Look for "hours" in each line of the entries, and return the matching lines.

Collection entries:
··········
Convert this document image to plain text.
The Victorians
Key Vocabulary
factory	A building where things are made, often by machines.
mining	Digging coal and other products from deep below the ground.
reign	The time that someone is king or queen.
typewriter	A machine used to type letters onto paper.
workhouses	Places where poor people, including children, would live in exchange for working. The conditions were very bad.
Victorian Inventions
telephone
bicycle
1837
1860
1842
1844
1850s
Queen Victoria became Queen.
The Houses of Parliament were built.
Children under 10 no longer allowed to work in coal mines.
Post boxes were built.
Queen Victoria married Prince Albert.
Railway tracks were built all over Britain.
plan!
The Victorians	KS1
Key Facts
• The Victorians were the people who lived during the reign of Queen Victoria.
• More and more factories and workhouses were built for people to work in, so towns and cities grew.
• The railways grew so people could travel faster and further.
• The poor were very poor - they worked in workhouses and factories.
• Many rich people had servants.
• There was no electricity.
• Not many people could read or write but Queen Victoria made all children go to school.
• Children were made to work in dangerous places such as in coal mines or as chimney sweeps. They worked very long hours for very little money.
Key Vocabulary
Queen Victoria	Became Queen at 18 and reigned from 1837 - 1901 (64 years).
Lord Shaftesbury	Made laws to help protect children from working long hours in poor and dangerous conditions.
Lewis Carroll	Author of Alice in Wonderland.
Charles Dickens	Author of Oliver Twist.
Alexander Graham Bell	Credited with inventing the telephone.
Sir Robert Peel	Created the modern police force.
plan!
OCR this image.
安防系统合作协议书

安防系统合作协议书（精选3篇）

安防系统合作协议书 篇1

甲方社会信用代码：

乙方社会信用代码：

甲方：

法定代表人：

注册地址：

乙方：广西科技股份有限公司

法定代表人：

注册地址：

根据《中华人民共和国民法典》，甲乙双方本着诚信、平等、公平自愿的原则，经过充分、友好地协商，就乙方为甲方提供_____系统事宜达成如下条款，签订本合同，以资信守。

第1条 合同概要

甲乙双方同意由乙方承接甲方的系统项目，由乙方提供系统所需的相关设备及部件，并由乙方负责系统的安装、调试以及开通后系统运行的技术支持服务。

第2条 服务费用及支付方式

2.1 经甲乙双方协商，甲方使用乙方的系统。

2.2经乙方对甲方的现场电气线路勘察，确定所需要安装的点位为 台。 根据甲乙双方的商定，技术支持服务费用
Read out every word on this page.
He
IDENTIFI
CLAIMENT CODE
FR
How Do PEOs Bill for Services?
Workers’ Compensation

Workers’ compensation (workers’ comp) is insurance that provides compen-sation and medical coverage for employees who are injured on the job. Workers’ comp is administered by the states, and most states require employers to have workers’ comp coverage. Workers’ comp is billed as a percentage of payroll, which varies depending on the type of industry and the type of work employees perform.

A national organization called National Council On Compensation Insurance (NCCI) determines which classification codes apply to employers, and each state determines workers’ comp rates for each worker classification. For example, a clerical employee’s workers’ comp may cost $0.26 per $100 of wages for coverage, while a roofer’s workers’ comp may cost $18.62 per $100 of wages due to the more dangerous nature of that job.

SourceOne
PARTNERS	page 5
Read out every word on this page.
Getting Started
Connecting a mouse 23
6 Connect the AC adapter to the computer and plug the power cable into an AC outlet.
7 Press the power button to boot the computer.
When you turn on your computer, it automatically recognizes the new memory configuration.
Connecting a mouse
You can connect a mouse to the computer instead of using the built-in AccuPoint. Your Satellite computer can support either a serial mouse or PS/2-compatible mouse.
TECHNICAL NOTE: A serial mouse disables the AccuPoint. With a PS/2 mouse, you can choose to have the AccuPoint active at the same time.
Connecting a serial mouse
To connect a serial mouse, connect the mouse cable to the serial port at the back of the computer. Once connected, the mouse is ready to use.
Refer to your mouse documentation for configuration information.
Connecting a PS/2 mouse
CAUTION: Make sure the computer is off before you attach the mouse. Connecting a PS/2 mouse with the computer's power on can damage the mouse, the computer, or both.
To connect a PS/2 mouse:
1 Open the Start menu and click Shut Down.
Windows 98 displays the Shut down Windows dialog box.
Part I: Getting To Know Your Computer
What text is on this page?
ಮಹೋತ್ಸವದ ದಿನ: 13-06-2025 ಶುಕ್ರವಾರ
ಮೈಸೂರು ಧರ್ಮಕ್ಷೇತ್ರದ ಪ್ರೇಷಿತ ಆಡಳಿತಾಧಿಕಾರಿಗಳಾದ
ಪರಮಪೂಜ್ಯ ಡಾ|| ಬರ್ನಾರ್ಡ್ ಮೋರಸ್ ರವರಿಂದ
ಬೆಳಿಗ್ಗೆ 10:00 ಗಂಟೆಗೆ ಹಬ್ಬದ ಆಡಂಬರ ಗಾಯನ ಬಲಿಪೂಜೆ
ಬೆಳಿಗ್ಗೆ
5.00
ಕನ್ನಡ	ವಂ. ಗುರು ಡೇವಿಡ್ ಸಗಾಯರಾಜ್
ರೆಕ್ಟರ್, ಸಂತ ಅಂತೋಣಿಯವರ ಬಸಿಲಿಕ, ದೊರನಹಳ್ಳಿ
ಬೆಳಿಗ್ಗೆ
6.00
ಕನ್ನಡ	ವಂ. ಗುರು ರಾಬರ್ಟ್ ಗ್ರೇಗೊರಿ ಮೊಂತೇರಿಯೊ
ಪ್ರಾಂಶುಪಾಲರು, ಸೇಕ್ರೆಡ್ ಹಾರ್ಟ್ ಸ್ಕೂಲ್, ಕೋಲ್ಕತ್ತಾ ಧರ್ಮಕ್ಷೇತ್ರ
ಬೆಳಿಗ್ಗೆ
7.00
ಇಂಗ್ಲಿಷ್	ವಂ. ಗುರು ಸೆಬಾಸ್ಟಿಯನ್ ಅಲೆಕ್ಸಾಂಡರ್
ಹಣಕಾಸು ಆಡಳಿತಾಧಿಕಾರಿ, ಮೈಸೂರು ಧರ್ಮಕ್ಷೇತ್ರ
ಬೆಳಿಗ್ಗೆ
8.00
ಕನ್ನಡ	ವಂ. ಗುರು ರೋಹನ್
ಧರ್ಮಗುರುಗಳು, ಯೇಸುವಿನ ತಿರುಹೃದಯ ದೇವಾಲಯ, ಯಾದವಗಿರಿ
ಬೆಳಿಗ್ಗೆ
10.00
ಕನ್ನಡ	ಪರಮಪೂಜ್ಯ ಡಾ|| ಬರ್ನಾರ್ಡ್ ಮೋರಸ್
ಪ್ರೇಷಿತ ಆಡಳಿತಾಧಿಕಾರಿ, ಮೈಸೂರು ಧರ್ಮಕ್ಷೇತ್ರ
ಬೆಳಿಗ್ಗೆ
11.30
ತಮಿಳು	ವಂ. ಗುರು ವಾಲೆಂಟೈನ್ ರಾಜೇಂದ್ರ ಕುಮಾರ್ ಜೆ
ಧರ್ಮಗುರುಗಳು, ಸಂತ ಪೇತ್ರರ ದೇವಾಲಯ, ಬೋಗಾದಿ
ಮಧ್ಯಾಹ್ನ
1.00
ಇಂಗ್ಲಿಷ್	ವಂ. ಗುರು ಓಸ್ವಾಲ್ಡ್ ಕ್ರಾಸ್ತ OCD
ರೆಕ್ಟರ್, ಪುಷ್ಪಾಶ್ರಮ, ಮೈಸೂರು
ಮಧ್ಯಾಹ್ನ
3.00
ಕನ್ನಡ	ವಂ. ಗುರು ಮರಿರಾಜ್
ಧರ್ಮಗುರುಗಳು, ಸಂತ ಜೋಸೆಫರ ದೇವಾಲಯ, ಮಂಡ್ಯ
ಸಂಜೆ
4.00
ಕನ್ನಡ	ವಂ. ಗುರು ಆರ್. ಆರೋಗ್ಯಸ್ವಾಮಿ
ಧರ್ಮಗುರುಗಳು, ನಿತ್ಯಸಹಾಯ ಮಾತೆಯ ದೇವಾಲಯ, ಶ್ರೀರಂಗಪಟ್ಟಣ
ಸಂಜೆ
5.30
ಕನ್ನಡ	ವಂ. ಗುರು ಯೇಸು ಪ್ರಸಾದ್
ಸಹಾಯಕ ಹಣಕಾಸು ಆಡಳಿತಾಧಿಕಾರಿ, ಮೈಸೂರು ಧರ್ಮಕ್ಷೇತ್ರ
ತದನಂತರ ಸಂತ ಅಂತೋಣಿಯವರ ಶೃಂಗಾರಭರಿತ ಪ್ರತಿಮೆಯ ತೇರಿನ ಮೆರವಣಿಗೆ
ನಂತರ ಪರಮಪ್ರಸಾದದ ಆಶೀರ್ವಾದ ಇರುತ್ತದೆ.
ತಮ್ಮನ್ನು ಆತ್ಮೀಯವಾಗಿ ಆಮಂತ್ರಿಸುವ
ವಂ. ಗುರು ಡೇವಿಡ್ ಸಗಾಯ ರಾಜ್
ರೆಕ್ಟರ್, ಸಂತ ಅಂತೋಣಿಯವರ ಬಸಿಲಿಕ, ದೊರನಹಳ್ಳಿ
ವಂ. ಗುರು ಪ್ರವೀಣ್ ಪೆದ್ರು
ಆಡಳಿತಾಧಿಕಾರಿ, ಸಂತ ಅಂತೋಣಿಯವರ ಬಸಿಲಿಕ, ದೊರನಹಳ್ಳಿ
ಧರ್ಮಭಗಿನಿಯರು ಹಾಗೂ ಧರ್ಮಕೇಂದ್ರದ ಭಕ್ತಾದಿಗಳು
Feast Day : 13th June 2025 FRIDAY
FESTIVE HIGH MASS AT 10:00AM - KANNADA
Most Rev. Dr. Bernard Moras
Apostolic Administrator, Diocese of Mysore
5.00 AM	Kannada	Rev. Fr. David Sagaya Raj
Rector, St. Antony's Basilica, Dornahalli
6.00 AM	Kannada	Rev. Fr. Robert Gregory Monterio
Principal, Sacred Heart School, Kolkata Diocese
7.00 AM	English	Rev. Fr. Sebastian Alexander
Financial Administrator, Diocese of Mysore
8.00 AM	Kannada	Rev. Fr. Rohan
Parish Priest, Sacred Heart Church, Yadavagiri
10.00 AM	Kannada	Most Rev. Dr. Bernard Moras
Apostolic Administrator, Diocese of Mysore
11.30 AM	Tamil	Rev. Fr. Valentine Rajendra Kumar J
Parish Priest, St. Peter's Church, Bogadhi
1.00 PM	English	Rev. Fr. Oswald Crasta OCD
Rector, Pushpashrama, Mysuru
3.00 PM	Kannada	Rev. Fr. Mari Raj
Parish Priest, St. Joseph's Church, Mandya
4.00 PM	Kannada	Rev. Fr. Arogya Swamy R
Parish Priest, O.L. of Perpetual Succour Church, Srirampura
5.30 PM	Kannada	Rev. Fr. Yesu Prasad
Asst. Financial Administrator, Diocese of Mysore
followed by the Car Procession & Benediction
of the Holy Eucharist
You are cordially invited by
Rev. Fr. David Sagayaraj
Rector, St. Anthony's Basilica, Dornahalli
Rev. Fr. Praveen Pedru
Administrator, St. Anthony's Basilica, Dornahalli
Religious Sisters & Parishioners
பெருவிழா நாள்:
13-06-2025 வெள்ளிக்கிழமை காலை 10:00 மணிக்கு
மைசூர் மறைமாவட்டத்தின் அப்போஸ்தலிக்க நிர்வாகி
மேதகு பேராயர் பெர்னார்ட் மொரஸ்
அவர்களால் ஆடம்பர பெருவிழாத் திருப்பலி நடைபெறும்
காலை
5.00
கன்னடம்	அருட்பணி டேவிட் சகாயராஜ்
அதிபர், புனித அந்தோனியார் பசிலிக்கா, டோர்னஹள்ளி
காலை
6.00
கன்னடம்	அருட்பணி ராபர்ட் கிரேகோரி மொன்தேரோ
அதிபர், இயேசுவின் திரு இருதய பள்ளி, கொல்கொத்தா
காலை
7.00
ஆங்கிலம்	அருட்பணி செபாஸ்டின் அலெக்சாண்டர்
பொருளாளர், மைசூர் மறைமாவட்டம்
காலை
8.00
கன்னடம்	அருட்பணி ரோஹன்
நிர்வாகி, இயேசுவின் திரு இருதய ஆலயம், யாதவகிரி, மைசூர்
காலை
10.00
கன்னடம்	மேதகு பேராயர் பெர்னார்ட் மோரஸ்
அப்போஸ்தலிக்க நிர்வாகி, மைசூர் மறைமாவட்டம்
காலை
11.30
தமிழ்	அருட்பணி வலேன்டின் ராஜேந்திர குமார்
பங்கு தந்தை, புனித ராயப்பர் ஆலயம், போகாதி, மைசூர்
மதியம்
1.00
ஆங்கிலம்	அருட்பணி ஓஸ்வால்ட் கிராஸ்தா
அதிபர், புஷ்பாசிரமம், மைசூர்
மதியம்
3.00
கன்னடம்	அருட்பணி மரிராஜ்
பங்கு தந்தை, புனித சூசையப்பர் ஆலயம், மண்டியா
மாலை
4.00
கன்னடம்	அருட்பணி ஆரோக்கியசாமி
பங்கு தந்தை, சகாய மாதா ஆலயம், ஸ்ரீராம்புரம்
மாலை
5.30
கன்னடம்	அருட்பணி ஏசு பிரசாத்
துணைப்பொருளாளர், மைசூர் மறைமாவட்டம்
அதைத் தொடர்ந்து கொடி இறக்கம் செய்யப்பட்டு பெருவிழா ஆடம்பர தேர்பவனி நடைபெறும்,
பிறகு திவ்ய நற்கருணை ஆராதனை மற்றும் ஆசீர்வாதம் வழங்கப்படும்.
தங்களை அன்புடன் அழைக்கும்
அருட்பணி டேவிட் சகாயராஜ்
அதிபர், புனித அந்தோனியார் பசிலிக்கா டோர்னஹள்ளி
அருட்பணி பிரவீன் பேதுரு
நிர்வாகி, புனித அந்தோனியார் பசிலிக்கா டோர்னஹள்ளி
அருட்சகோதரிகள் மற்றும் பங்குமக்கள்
··········
## [Solution to the exercise]
• Children were made to work in dangerous places such as in coal mines or as chimney sweeps. They worked very long hours for very little money.
Lord Shaftesbury	Made laws to help protect children from working long hours in poor and dangerous conditions.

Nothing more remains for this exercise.